== YOUR TASK ==
Identify the lines containing the word "Joined". Copy each one.

— start of THE DATA —

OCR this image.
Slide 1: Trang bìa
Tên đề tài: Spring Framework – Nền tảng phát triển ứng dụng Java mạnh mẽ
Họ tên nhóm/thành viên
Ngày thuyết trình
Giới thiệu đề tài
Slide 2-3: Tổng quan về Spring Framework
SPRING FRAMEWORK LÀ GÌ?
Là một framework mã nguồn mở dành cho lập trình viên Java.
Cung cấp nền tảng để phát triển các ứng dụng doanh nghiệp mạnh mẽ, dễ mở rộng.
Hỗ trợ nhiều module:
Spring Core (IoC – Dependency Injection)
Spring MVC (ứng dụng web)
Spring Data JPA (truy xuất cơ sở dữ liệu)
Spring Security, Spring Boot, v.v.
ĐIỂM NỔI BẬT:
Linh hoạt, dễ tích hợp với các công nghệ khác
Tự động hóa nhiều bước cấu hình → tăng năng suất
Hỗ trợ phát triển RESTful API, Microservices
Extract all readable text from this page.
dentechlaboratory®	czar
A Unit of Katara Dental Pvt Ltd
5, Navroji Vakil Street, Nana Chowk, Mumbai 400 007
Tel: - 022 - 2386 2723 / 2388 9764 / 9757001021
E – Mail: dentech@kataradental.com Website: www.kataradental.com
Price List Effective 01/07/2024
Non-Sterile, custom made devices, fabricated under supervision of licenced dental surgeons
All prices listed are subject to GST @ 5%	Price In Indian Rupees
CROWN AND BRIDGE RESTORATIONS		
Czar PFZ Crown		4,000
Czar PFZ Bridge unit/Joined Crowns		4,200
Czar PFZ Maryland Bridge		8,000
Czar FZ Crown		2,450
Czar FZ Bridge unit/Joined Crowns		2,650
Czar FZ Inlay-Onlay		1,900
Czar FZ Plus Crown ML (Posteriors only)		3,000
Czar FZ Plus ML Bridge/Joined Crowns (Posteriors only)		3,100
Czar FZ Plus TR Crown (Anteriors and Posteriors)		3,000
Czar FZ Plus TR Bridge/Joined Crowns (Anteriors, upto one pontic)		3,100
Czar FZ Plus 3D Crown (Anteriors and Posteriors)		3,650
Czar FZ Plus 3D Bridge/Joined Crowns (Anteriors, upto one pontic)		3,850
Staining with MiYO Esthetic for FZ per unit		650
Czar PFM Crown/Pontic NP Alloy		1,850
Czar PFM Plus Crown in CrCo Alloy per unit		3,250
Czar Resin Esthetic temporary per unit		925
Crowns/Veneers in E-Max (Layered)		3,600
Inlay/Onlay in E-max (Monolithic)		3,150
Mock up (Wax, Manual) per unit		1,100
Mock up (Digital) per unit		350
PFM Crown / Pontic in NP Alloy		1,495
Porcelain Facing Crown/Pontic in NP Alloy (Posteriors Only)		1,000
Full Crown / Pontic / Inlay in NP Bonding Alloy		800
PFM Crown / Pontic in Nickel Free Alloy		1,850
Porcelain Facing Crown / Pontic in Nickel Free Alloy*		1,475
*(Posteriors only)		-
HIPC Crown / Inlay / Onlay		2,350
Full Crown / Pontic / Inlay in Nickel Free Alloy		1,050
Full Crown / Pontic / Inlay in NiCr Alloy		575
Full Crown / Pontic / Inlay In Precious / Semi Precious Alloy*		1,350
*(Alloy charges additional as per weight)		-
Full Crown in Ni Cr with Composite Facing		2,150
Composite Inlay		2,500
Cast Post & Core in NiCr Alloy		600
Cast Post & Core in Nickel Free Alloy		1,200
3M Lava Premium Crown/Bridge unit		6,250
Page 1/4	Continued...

— end of THE DATA —

== TASK RESULT ==
Czar PFZ Bridge unit/Joined Crowns		4,200
Czar FZ Bridge unit/Joined Crowns		2,650
Czar FZ Plus ML Bridge/Joined Crowns (Posteriors only)		3,100
Czar FZ Plus TR Bridge/Joined Crowns (Anteriors, upto one pontic)		3,100
Czar FZ Plus 3D Bridge/Joined Crowns (Anteriors, upto one pontic)		3,850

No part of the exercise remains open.